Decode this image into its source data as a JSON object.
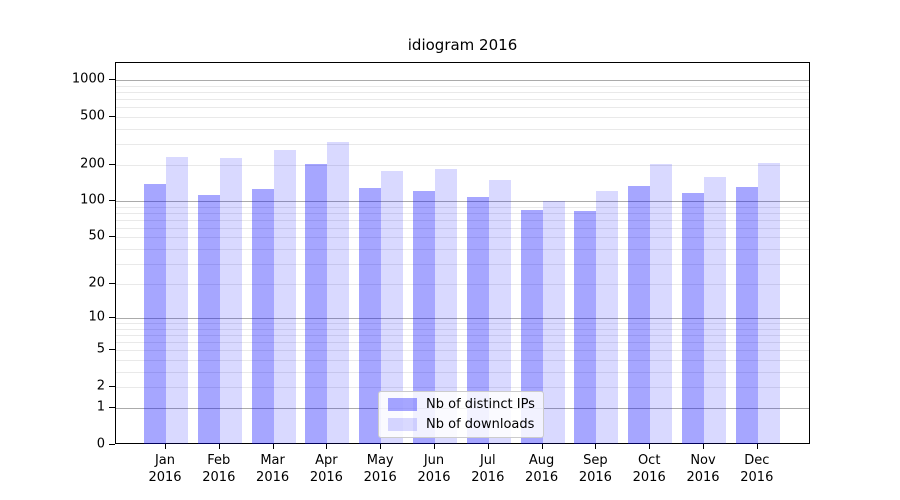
{
  "chart_data": {
    "type": "bar",
    "title": "idiogram 2016",
    "categories": [
      "Jan 2016",
      "Feb 2016",
      "Mar 2016",
      "Apr 2016",
      "May 2016",
      "Jun 2016",
      "Jul 2016",
      "Aug 2016",
      "Sep 2016",
      "Oct 2016",
      "Nov 2016",
      "Dec 2016"
    ],
    "x_tick_months": [
      "Jan",
      "Feb",
      "Mar",
      "Apr",
      "May",
      "Jun",
      "Jul",
      "Aug",
      "Sep",
      "Oct",
      "Nov",
      "Dec"
    ],
    "x_tick_year": "2016",
    "series": [
      {
        "name": "Nb of distinct IPs",
        "color": "rgba(0,0,255,0.35)",
        "values": [
          139,
          112,
          126,
          202,
          130,
          122,
          109,
          85,
          83,
          135,
          118,
          131
        ]
      },
      {
        "name": "Nb of downloads",
        "color": "rgba(0,0,255,0.15)",
        "values": [
          234,
          227,
          264,
          311,
          178,
          184,
          150,
          100,
          122,
          202,
          159,
          207
        ]
      }
    ],
    "xlabel": "",
    "ylabel": "",
    "y_axis": {
      "scale": "log1p",
      "tick_values": [
        0,
        1,
        2,
        5,
        10,
        20,
        50,
        100,
        200,
        500,
        1000
      ],
      "major_gridlines": [
        1,
        10,
        100,
        1000
      ],
      "minor_gridlines": [
        2,
        3,
        4,
        5,
        6,
        7,
        8,
        9,
        20,
        30,
        40,
        50,
        60,
        70,
        80,
        90,
        200,
        300,
        400,
        500,
        600,
        700,
        800,
        900
      ],
      "ylim": [
        0,
        1385
      ]
    },
    "grid": "on",
    "legend_position": "lower-center",
    "colors": {
      "background": "#ffffff",
      "axis": "#000000",
      "major_grid": "#ababab",
      "minor_grid": "#e9e9e9"
    }
  }
}
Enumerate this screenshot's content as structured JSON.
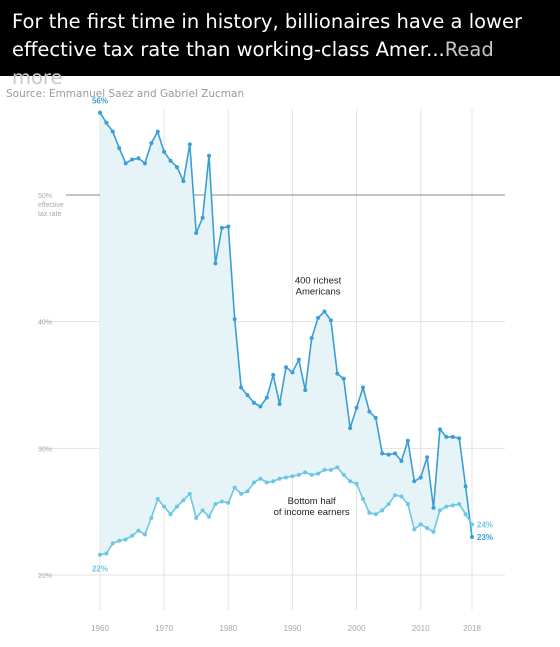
{
  "caption": {
    "text": "For the first time in history, billionaires have a lower effective tax rate than working-class Amer...",
    "read_more": "Read more"
  },
  "source": "Source: Emmanuel Saez and Gabriel Zucman",
  "colors": {
    "richest": "#3a9fd6",
    "bottom": "#6cc7e3",
    "fill": "#e6f3f7",
    "grid": "#e3e3e3",
    "reference": "#8a8a8a",
    "axis_text": "#a8a8a8",
    "value_label": "#3a9fd6"
  },
  "chart_data": {
    "type": "line",
    "xlim": [
      1960,
      2018
    ],
    "ylim": [
      20,
      56
    ],
    "x_ticks": [
      1960,
      1970,
      1980,
      1990,
      2000,
      2010,
      2018
    ],
    "x_tick_labels": [
      "1960",
      "1970",
      "1980",
      "1990",
      "2000",
      "2010",
      "2018"
    ],
    "y_ticks": [
      {
        "value": 50,
        "lines": [
          "50%",
          "effective",
          "tax rate"
        ]
      },
      {
        "value": 40,
        "lines": [
          "40%"
        ]
      },
      {
        "value": 30,
        "lines": [
          "30%"
        ]
      },
      {
        "value": 20,
        "lines": [
          "20%"
        ]
      }
    ],
    "reference_line": 50,
    "series": [
      {
        "name": "400 richest Americans",
        "label_lines": [
          "400 richest",
          "Americans"
        ],
        "label_at": {
          "x": 1994,
          "y": 43.0
        },
        "start_label": "56%",
        "end_label": "23%",
        "x": [
          1960,
          1961,
          1962,
          1963,
          1964,
          1965,
          1966,
          1967,
          1968,
          1969,
          1970,
          1971,
          1972,
          1973,
          1974,
          1975,
          1976,
          1977,
          1978,
          1979,
          1980,
          1981,
          1982,
          1983,
          1984,
          1985,
          1986,
          1987,
          1988,
          1989,
          1990,
          1991,
          1992,
          1993,
          1994,
          1995,
          1996,
          1997,
          1998,
          1999,
          2000,
          2001,
          2002,
          2003,
          2004,
          2005,
          2006,
          2007,
          2008,
          2009,
          2010,
          2011,
          2012,
          2013,
          2014,
          2015,
          2016,
          2017,
          2018
        ],
        "values": [
          56.5,
          55.7,
          55.0,
          53.7,
          52.5,
          52.8,
          52.9,
          52.5,
          54.1,
          55.0,
          53.4,
          52.7,
          52.2,
          51.1,
          54.0,
          47.0,
          48.2,
          53.1,
          44.6,
          47.4,
          47.5,
          40.2,
          34.8,
          34.2,
          33.6,
          33.3,
          34.0,
          35.8,
          33.5,
          36.4,
          36.0,
          37.0,
          34.6,
          38.7,
          40.3,
          40.8,
          40.1,
          35.9,
          35.5,
          31.6,
          33.2,
          34.8,
          32.9,
          32.4,
          29.6,
          29.5,
          29.6,
          29.0,
          30.6,
          27.4,
          27.7,
          29.3,
          25.3,
          31.5,
          30.9,
          30.9,
          30.8,
          27.0,
          23.0
        ]
      },
      {
        "name": "Bottom half of income earners",
        "label_lines": [
          "Bottom half",
          "of income earners"
        ],
        "label_at": {
          "x": 1993,
          "y": 25.6
        },
        "start_label": "22%",
        "end_label": "24%",
        "x": [
          1960,
          1961,
          1962,
          1963,
          1964,
          1965,
          1966,
          1967,
          1968,
          1969,
          1970,
          1971,
          1972,
          1973,
          1974,
          1975,
          1976,
          1977,
          1978,
          1979,
          1980,
          1981,
          1982,
          1983,
          1984,
          1985,
          1986,
          1987,
          1988,
          1989,
          1990,
          1991,
          1992,
          1993,
          1994,
          1995,
          1996,
          1997,
          1998,
          1999,
          2000,
          2001,
          2002,
          2003,
          2004,
          2005,
          2006,
          2007,
          2008,
          2009,
          2010,
          2011,
          2012,
          2013,
          2014,
          2015,
          2016,
          2017,
          2018
        ],
        "values": [
          21.6,
          21.7,
          22.5,
          22.7,
          22.8,
          23.1,
          23.5,
          23.2,
          24.5,
          26.0,
          25.4,
          24.8,
          25.4,
          25.9,
          26.4,
          24.5,
          25.1,
          24.6,
          25.6,
          25.8,
          25.7,
          26.9,
          26.4,
          26.6,
          27.3,
          27.6,
          27.3,
          27.4,
          27.6,
          27.7,
          27.8,
          27.9,
          28.1,
          27.9,
          28.0,
          28.3,
          28.3,
          28.5,
          27.9,
          27.4,
          27.2,
          26.0,
          24.9,
          24.8,
          25.1,
          25.6,
          26.3,
          26.2,
          25.6,
          23.6,
          24.0,
          23.7,
          23.4,
          25.1,
          25.4,
          25.5,
          25.6,
          24.8,
          24.0
        ]
      }
    ],
    "grid": true
  }
}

◆ ◆ ◆ ◆

WRITTEN EXERCISE.
Skip the pictures and print each record exactly as it stands.

CORRECT RESPONSE.
Decode this image into its source data as a JSON object.
{
  "chart_data": {
    "type": "bar",
    "title": "idiogram 2016",
    "categories": [
      "Jan 2016",
      "Feb 2016",
      "Mar 2016",
      "Apr 2016",
      "May 2016",
      "Jun 2016",
      "Jul 2016",
      "Aug 2016",
      "Sep 2016",
      "Oct 2016",
      "Nov 2016",
      "Dec 2016"
    ],
    "x_tick_months": [
      "Jan",
      "Feb",
      "Mar",
      "Apr",
      "May",
      "Jun",
      "Jul",
      "Aug",
      "Sep",
      "Oct",
      "Nov",
      "Dec"
    ],
    "x_tick_year": "2016",
    "series": [
      {
        "name": "Nb of distinct IPs",
        "color": "rgba(0,0,255,0.35)",
        "values": [
          139,
          112,
          126,
          202,
          130,
          122,
          109,
          85,
          83,
          135,
          118,
          131
        ]
      },
      {
        "name": "Nb of downloads",
        "color": "rgba(0,0,255,0.15)",
        "values": [
          234,
          227,
          264,
          311,
          178,
          184,
          150,
          100,
          122,
          202,
          159,
          207
        ]
      }
    ],
    "xlabel": "",
    "ylabel": "",
    "y_axis": {
      "scale": "log1p",
      "tick_values": [
        0,
        1,
        2,
        5,
        10,
        20,
        50,
        100,
        200,
        500,
        1000
      ],
      "major_gridlines": [
        1,
        10,
        100,
        1000
      ],
      "minor_gridlines": [
        2,
        3,
        4,
        5,
        6,
        7,
        8,
        9,
        20,
        30,
        40,
        50,
        60,
        70,
        80,
        90,
        200,
        300,
        400,
        500,
        600,
        700,
        800,
        900
      ],
      "ylim": [
        0,
        1385
      ]
    },
    "grid": "on",
    "legend_position": "lower-center",
    "colors": {
      "background": "#ffffff",
      "axis": "#000000",
      "major_grid": "#ababab",
      "minor_grid": "#e9e9e9"
    }
  }
}
Enumerate this screenshot's content as structured JSON.
{
  "caption": {
    "text": "For the first time in history, billionaires have a lower effective tax rate than working-class Amer...",
    "read_more": "Read more"
  },
  "source": "Source: Emmanuel Saez and Gabriel Zucman",
  "colors": {
    "richest": "#3a9fd6",
    "bottom": "#6cc7e3",
    "fill": "#e6f3f7",
    "grid": "#e3e3e3",
    "reference": "#8a8a8a",
    "axis_text": "#a8a8a8",
    "value_label": "#3a9fd6"
  },
  "chart_data": {
    "type": "line",
    "xlim": [
      1960,
      2018
    ],
    "ylim": [
      20,
      56
    ],
    "x_ticks": [
      1960,
      1970,
      1980,
      1990,
      2000,
      2010,
      2018
    ],
    "x_tick_labels": [
      "1960",
      "1970",
      "1980",
      "1990",
      "2000",
      "2010",
      "2018"
    ],
    "y_ticks": [
      {
        "value": 50,
        "lines": [
          "50%",
          "effective",
          "tax rate"
        ]
      },
      {
        "value": 40,
        "lines": [
          "40%"
        ]
      },
      {
        "value": 30,
        "lines": [
          "30%"
        ]
      },
      {
        "value": 20,
        "lines": [
          "20%"
        ]
      }
    ],
    "reference_line": 50,
    "series": [
      {
        "name": "400 richest Americans",
        "label_lines": [
          "400 richest",
          "Americans"
        ],
        "label_at": {
          "x": 1994,
          "y": 43.0
        },
        "start_label": "56%",
        "end_label": "23%",
        "x": [
          1960,
          1961,
          1962,
          1963,
          1964,
          1965,
          1966,
          1967,
          1968,
          1969,
          1970,
          1971,
          1972,
          1973,
          1974,
          1975,
          1976,
          1977,
          1978,
          1979,
          1980,
          1981,
          1982,
          1983,
          1984,
          1985,
          1986,
          1987,
          1988,
          1989,
          1990,
          1991,
          1992,
          1993,
          1994,
          1995,
          1996,
          1997,
          1998,
          1999,
          2000,
          2001,
          2002,
          2003,
          2004,
          2005,
          2006,
          2007,
          2008,
          2009,
          2010,
          2011,
          2012,
          2013,
          2014,
          2015,
          2016,
          2017,
          2018
        ],
        "values": [
          56.5,
          55.7,
          55.0,
          53.7,
          52.5,
          52.8,
          52.9,
          52.5,
          54.1,
          55.0,
          53.4,
          52.7,
          52.2,
          51.1,
          54.0,
          47.0,
          48.2,
          53.1,
          44.6,
          47.4,
          47.5,
          40.2,
          34.8,
          34.2,
          33.6,
          33.3,
          34.0,
          35.8,
          33.5,
          36.4,
          36.0,
          37.0,
          34.6,
          38.7,
          40.3,
          40.8,
          40.1,
          35.9,
          35.5,
          31.6,
          33.2,
          34.8,
          32.9,
          32.4,
          29.6,
          29.5,
          29.6,
          29.0,
          30.6,
          27.4,
          27.7,
          29.3,
          25.3,
          31.5,
          30.9,
          30.9,
          30.8,
          27.0,
          23.0
        ]
      },
      {
        "name": "Bottom half of income earners",
        "label_lines": [
          "Bottom half",
          "of income earners"
        ],
        "label_at": {
          "x": 1993,
          "y": 25.6
        },
        "start_label": "22%",
        "end_label": "24%",
        "x": [
          1960,
          1961,
          1962,
          1963,
          1964,
          1965,
          1966,
          1967,
          1968,
          1969,
          1970,
          1971,
          1972,
          1973,
          1974,
          1975,
          1976,
          1977,
          1978,
          1979,
          1980,
          1981,
          1982,
          1983,
          1984,
          1985,
          1986,
          1987,
          1988,
          1989,
          1990,
          1991,
          1992,
          1993,
          1994,
          1995,
          1996,
          1997,
          1998,
          1999,
          2000,
          2001,
          2002,
          2003,
          2004,
          2005,
          2006,
          2007,
          2008,
          2009,
          2010,
          2011,
          2012,
          2013,
          2014,
          2015,
          2016,
          2017,
          2018
        ],
        "values": [
          21.6,
          21.7,
          22.5,
          22.7,
          22.8,
          23.1,
          23.5,
          23.2,
          24.5,
          26.0,
          25.4,
          24.8,
          25.4,
          25.9,
          26.4,
          24.5,
          25.1,
          24.6,
          25.6,
          25.8,
          25.7,
          26.9,
          26.4,
          26.6,
          27.3,
          27.6,
          27.3,
          27.4,
          27.6,
          27.7,
          27.8,
          27.9,
          28.1,
          27.9,
          28.0,
          28.3,
          28.3,
          28.5,
          27.9,
          27.4,
          27.2,
          26.0,
          24.9,
          24.8,
          25.1,
          25.6,
          26.3,
          26.2,
          25.6,
          23.6,
          24.0,
          23.7,
          23.4,
          25.1,
          25.4,
          25.5,
          25.6,
          24.8,
          24.0
        ]
      }
    ],
    "grid": true
  }
}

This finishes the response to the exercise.